- Travail demandé 1
Recopiez fidèlement le passage de l'extrait sur l'étude IDEA qui va de « Les analyses de » à « à haut risque. ».
- Travail demandé 2
Indiquez si chacune des affirmations suivantes concorde avec l'extrait sur l'étude IDEA. Répondez par oui ou par non, en citant à l'identique les mots de l'extrait qui le déterminent. (a) L'analyse IDEA porte sur 12 834 patients au total. (b) Le taux de survie globale à 5 ans est de 82,4 % dans le groupe traité pendant 6 mois. (c) Trois mois de CAPOX n'entraînent aucune perte d'efficacité chez les patients dont la tumeur est à faible risque.

- Extrait retenu
┌──
Les résultats finaux de l’étude IDEA ont été présentés à l’ASCO 2020 [4]. Ils analysent la survie globale et « ne permettent pas de conclure formellement et statistiquement que les durées de chimiothérapie adjuvante de 3 et 6 mois sont strictement équivalentes en population générale chez les patients porteurs d’un cancer du côlon de stade III (règles statistiques étaient particulièrement strictes). Mais, 6 mois par rapport à 3 mois, n’améliorent que de 0,4% la survie globale à 5 ans et sont responsables d’une augmentation considérable de la toxicité et du cout pour le système de santé », indique le Pr Thierry André, co-auteur de l’étude.

Le traitement standard actuel des cancers du côlon de stade III repose sur la chirurgie suivie de 6 mois de chimiothérapie (FOLFOX6 modifié ou XELOX) dont l’efficacité a été largement confirmée. Cependant, délivrée sur une période de 6 mois, cette chimiothérapie présente une toxicité dont une neuropathie sensitive parfois définitive, des diarrhées, nausées, manques de globules blancs et de plaquettes, de la fatigue, des mucites et des syndromes main-pied.

Cette toxicité a incité 12 pays à initier 6 études prospectives académiques, avec la planification d’une analyse poolée internationale appelée IDEA afin d’évaluer l’intérêt de raccourcir la durée de la chimiothérapie adjuvante à 3mois. Au total, 12 834 patients atteints d’un cancer du côlon de stade III ont été inclus.

Une survie globale pratiquement identique et beaucoup moins d’effets secondaires

La nouvelle analyse des résultats réalisée après un suivi médian d’environ 5 ans indique qu’une durée de chimiothérapie de 3 mois impacte la survie globale, mais avec une différence très faible, de 0,4% entre les deux groupes de traitement (3 mois et 6 mois), avec des taux de survie globale à 5 ans de 82,4% (3 mois) et de 82,8% (6 mois) (HR=1,02 ; IC95% : 0,95-1,11 ; p=0,058) et une toxicité diminuée d’un facteur 2 à 6 entre 3 et 6 mois de traitement.

Les analyses de la survie globale dans différents sous-groupes :

  • Il n’y a pas de perte d’efficacité chez les patients avec tumeurs à faible risque (T1 à T3, N1) avec 3 mois de CAPOX

  • Il y a une minime perte d’efficacité (1 à 2% sur la survie globale) avec 3 mois de CAPOX chez les patients avec tumeur à haut risque (T4 et/ou ou N2) et avec 3 mois de FOLFOX pour les patients avec tumeurs à faible risque

  • Il y a une perte d’efficacité certaine avec 3 mois de FOLFOX chez les patients avec tumeur à haut risque.
└──
Entrées de données extraites:
┌──
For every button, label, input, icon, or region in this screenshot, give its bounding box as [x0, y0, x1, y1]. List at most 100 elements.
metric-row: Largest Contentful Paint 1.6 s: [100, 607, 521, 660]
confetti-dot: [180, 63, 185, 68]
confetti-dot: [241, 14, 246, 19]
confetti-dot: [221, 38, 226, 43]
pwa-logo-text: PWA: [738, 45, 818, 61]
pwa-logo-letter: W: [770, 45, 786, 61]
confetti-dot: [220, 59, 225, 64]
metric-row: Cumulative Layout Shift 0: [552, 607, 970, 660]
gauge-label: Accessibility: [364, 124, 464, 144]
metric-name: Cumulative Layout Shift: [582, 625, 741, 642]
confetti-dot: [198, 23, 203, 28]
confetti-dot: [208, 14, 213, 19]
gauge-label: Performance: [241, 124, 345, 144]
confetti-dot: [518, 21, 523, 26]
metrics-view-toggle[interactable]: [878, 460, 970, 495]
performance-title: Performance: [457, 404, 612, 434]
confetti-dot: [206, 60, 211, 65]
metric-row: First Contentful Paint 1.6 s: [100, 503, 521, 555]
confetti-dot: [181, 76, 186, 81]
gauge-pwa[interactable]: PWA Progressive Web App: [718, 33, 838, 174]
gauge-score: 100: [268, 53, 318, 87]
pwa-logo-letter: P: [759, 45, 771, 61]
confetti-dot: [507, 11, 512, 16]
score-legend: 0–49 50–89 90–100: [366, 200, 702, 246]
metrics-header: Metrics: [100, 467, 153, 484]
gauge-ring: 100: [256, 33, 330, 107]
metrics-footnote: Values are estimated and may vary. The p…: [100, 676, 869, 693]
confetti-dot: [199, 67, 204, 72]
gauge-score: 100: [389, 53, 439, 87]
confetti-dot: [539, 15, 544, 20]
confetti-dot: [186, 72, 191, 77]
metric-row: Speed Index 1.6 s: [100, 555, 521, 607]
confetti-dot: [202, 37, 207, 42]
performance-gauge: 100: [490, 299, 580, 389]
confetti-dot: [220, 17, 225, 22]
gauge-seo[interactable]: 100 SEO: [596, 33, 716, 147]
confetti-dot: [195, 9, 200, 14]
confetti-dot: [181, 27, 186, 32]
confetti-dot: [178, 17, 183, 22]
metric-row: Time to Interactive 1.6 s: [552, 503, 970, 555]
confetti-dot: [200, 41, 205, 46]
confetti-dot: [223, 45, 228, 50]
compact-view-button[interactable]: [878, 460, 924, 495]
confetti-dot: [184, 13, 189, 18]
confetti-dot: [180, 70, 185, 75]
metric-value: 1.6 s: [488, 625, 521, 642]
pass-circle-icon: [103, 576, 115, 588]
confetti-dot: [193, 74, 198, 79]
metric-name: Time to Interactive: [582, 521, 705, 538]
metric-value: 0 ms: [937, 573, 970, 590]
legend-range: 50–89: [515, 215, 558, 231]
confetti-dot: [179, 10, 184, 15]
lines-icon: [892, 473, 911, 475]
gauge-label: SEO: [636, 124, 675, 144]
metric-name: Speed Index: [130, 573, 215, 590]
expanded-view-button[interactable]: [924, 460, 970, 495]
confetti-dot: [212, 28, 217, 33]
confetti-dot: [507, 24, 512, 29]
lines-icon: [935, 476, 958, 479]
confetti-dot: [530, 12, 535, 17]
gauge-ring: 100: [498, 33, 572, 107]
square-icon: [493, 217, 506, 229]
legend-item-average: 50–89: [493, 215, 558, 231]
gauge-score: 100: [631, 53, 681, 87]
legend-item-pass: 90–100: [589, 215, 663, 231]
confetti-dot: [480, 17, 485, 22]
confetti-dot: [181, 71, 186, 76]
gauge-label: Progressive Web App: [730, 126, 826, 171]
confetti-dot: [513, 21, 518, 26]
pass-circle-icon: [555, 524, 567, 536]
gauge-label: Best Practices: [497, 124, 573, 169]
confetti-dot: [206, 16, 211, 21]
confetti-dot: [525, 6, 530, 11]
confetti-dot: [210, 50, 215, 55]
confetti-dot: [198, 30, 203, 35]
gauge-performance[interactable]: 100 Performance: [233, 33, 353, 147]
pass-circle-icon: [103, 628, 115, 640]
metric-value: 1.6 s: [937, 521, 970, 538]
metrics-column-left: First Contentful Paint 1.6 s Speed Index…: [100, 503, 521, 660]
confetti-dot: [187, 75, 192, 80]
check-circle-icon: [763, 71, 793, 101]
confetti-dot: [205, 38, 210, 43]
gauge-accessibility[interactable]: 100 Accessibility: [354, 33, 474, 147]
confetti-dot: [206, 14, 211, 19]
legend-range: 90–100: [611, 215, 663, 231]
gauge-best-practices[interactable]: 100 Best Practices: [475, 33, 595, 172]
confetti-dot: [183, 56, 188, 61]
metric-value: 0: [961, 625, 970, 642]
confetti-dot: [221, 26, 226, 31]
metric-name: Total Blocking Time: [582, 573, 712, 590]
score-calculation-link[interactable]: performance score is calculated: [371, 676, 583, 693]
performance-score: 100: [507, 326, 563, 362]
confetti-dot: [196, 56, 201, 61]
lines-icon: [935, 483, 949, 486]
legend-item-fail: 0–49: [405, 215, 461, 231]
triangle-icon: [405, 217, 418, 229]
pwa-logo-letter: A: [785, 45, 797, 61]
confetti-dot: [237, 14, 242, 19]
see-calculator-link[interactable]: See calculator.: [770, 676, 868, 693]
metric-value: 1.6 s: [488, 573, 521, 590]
└──
- Réponse attendue 1
Les analyses de la survie globale dans différents sous-groupes :

  • Il n’y a pas de perte d’efficacité chez les patients avec tumeurs à faible risque (T1 à T3, N1) avec 3 mois de CAPOX

  • Il y a une minime perte d’efficacité (1 à 2% sur la survie globale) avec 3 mois de CAPOX chez les patients avec tumeur à haut risque (T4 et/ou ou N2) et avec 3 mois de FOLFOX pour les patients avec tumeurs à faible risque

  • Il y a une perte d’efficacité certaine avec 3 mois de FOLFOX chez les patients avec tumeur à haut risque.

- Réponse attendue 2
(a) Oui : « Au total, 12 834 patients atteints d’un cancer du côlon de stade III ont été inclus. »
(b) Non : « des taux de survie globale à 5 ans de 82,4% (3 mois) et de 82,8% (6 mois) »
(c) Oui : « Il n’y a pas de perte d’efficacité chez les patients avec tumeurs à faible risque (T1 à T3, N1) avec 3 mois de CAPOX »